Within the material below, find each line bearing the word "title" and present it.

-- begin DATASET EXTRACT --

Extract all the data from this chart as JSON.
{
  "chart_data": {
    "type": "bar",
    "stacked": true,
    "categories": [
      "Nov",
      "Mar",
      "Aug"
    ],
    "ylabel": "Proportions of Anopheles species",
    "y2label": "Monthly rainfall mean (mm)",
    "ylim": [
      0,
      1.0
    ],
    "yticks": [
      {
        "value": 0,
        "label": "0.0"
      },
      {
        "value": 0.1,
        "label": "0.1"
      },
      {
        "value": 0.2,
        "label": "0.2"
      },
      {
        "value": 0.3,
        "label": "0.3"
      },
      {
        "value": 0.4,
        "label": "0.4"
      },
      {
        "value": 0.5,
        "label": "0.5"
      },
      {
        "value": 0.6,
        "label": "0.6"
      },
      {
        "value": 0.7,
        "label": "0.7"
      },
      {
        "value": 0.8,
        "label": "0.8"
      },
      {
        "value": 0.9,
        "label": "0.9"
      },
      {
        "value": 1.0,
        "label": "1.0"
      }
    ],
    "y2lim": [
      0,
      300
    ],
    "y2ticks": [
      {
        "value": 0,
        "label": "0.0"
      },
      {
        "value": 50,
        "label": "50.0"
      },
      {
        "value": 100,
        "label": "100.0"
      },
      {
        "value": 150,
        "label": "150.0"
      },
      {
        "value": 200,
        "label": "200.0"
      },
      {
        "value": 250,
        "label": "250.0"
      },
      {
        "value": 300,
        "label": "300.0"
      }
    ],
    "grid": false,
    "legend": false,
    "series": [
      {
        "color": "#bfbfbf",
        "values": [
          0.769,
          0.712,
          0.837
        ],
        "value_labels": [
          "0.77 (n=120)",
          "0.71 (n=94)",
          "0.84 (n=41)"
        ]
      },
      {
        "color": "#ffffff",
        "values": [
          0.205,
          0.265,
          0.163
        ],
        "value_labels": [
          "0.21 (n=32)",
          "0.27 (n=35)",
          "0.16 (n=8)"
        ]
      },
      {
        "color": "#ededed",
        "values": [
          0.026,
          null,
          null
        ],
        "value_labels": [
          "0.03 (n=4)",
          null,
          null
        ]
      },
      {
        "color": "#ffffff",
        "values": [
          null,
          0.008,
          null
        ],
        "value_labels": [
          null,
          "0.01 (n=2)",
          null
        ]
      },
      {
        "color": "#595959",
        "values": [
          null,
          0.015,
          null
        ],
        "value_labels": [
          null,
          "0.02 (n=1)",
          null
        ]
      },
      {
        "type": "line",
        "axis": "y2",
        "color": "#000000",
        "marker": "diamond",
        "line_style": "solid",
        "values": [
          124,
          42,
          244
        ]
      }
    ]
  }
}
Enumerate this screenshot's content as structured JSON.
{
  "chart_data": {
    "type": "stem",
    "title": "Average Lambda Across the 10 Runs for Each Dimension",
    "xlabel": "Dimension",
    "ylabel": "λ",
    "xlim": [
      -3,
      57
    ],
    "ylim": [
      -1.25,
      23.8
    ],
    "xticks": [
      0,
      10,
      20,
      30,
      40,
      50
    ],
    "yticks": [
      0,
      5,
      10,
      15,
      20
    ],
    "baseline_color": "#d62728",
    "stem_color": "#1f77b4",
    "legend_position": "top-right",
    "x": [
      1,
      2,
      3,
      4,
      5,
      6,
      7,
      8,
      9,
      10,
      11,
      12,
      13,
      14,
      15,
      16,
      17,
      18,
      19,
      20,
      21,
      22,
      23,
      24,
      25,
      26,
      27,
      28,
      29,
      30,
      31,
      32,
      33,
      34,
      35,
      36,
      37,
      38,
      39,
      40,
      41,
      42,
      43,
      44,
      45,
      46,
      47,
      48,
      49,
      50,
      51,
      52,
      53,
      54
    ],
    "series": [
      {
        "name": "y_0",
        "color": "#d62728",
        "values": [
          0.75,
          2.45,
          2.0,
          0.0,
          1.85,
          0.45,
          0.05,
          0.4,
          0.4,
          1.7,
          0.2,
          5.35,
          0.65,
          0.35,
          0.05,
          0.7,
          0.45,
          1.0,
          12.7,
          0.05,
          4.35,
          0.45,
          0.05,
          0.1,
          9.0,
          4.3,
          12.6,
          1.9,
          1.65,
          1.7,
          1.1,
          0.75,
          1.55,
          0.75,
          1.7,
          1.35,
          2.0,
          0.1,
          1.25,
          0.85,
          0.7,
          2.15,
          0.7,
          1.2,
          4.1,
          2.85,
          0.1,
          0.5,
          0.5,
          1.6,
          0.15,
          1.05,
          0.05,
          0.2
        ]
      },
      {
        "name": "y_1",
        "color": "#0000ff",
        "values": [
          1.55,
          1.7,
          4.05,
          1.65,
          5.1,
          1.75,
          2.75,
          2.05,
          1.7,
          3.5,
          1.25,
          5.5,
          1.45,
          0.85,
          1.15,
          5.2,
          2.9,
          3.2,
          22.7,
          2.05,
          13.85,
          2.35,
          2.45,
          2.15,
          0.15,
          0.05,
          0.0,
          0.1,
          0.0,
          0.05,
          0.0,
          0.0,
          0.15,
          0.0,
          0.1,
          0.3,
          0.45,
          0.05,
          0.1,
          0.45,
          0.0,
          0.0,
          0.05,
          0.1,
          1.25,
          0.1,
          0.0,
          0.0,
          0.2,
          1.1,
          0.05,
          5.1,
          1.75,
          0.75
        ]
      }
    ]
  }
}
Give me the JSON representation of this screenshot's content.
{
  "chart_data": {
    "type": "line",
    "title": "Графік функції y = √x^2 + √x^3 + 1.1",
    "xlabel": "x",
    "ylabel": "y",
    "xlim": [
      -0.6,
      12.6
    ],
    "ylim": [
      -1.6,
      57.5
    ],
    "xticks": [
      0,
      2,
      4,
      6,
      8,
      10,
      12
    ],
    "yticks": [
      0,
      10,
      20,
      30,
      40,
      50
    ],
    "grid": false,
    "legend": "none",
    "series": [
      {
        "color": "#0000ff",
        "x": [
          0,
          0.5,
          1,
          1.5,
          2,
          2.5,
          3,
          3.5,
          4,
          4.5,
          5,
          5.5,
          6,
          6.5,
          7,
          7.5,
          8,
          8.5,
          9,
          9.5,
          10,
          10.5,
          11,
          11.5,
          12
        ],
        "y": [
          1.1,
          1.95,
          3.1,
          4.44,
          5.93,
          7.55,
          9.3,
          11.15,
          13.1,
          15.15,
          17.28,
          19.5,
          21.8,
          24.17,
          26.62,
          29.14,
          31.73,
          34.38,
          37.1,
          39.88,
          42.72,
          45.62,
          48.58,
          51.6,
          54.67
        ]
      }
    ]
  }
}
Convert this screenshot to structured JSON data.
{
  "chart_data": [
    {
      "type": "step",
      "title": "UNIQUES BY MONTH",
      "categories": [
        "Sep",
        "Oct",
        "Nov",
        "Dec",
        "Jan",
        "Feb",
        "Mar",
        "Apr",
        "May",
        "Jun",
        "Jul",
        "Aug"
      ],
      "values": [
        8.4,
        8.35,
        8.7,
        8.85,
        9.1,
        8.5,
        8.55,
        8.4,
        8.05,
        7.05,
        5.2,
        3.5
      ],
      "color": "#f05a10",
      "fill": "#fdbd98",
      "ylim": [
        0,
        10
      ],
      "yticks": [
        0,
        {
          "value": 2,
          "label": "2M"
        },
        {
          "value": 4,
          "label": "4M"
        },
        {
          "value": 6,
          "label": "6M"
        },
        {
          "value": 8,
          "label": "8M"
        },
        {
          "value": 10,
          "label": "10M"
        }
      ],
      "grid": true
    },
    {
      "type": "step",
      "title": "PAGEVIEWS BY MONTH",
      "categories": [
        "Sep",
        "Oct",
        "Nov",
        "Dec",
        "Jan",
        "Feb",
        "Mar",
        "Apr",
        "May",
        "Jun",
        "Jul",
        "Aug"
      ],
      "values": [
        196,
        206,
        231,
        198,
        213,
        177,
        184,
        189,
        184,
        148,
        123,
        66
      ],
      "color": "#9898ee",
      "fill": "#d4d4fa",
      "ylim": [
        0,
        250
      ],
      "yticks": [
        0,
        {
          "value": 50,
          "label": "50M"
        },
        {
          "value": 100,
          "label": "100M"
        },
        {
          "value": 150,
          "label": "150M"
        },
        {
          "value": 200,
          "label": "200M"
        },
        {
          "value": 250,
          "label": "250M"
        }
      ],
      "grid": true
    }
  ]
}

-- end DATASET EXTRACT --

■ EXPECTED ANSWER ■
    "title": "Average Lambda Across the 10 Runs for Each Dimension",
    "title": "Графік функції y = √x^2 + √x^3 + 1.1",
      "title": "UNIQUES BY MONTH",
      "title": "PAGEVIEWS BY MONTH",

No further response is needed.